[Start]

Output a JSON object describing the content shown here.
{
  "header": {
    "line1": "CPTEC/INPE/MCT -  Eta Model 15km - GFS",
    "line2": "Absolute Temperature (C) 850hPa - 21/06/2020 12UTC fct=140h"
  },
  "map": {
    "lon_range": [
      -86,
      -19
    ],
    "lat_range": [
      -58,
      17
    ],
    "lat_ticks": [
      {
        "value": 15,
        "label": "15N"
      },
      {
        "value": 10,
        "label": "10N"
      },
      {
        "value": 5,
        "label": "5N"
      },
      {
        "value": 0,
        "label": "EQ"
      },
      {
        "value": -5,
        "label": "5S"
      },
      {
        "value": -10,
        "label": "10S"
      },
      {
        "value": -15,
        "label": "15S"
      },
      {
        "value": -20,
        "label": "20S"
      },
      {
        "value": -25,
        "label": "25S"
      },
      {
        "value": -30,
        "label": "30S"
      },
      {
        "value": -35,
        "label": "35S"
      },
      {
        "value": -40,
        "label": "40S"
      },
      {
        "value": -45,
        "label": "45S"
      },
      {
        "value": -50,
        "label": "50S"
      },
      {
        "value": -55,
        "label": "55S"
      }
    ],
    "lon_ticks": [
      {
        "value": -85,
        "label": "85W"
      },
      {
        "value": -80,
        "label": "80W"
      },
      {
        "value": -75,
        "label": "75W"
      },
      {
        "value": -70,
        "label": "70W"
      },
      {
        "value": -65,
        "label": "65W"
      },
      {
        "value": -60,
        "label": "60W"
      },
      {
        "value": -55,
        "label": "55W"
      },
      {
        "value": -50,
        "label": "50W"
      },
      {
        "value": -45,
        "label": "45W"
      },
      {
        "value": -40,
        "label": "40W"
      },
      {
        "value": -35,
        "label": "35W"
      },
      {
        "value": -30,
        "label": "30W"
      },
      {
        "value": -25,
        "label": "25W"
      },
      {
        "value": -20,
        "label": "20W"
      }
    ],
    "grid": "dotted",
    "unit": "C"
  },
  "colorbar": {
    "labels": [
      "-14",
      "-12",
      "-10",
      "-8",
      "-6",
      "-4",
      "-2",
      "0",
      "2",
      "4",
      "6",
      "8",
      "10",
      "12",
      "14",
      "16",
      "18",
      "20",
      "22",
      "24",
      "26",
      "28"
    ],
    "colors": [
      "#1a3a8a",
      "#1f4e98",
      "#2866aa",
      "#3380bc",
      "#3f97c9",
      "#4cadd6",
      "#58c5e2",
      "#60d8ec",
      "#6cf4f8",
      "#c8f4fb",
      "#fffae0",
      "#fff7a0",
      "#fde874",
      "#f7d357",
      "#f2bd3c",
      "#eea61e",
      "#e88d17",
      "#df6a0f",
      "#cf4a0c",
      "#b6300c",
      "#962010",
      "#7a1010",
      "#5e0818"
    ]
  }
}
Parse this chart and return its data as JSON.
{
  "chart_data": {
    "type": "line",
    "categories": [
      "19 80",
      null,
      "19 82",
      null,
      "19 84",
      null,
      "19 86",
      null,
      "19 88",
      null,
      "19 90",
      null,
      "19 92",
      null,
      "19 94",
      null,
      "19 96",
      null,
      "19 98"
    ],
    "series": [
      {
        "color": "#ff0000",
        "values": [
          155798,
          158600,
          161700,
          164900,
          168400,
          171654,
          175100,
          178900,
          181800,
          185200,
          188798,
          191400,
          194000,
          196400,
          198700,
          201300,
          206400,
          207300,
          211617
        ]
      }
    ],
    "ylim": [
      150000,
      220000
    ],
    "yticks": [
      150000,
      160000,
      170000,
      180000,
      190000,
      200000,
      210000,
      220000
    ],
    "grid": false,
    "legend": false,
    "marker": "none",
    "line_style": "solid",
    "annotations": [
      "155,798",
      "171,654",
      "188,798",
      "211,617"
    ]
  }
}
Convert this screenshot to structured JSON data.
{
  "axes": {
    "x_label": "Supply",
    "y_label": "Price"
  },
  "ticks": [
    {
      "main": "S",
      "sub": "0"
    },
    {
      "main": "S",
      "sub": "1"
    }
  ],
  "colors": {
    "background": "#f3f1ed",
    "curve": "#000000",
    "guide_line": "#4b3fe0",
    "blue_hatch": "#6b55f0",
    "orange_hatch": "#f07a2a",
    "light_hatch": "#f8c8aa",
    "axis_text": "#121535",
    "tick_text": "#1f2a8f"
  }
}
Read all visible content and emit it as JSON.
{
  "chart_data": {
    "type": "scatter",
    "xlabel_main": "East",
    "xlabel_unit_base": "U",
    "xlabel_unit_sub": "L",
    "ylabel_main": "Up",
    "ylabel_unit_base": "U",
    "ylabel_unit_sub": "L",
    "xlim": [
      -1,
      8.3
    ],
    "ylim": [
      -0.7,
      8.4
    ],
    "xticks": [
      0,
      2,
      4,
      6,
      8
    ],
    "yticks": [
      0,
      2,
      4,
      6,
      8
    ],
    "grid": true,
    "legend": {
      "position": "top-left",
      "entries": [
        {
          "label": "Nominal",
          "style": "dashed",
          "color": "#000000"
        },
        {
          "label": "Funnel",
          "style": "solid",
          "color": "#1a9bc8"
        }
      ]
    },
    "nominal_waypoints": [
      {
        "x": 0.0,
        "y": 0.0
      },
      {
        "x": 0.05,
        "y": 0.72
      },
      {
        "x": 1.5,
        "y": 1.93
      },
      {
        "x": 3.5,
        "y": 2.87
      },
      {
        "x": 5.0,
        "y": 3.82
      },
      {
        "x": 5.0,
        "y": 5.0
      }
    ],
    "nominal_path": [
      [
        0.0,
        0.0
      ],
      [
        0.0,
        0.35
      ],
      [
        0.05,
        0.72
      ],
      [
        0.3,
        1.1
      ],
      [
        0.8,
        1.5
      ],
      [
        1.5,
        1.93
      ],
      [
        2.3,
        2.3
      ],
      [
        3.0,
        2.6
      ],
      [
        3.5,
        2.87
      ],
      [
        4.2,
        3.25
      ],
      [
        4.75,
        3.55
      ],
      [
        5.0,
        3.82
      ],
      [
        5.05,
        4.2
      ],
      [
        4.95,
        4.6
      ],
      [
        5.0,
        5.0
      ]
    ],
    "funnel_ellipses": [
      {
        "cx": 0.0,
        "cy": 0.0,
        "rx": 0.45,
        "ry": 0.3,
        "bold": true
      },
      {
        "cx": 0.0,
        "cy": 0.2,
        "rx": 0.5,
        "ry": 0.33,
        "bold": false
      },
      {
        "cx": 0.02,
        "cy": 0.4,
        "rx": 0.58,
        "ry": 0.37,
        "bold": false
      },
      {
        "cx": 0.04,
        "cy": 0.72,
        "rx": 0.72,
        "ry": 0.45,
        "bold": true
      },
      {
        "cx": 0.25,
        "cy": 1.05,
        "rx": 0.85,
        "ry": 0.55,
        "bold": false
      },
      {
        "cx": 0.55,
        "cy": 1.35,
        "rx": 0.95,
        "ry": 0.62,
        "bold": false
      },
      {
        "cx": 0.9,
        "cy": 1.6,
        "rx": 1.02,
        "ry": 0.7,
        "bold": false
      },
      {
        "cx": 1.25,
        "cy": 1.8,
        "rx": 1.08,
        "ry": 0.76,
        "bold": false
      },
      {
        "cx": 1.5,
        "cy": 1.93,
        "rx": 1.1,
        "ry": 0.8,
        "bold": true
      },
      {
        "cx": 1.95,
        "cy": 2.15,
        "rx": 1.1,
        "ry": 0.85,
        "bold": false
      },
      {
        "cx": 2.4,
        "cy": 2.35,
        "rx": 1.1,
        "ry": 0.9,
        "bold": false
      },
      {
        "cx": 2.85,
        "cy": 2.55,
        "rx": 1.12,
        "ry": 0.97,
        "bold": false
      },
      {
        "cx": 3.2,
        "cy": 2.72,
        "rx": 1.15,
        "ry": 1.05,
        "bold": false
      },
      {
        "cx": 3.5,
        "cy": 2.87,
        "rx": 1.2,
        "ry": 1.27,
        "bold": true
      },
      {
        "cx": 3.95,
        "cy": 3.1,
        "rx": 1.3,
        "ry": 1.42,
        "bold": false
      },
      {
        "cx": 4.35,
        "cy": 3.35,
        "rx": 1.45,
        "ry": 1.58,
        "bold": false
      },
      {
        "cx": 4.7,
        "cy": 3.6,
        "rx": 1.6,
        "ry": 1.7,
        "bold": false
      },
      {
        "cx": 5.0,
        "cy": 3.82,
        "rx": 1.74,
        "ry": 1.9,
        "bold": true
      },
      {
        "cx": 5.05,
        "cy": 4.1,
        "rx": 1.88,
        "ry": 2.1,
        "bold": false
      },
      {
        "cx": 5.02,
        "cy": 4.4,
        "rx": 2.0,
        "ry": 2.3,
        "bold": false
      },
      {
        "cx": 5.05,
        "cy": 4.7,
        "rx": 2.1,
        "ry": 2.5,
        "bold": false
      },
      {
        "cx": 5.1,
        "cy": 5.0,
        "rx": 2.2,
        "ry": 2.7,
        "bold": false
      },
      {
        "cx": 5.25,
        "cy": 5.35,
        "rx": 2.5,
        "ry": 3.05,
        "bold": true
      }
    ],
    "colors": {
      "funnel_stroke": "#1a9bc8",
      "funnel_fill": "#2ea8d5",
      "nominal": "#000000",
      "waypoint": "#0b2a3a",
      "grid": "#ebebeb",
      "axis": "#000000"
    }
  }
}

[End]

What the exercise asks:
Search the listing for the string "grid". Copy each line where it turns up.

Answer:
    "grid": "dotted",
    "grid": false,
    "grid": true,
      "grid": "#ebebeb",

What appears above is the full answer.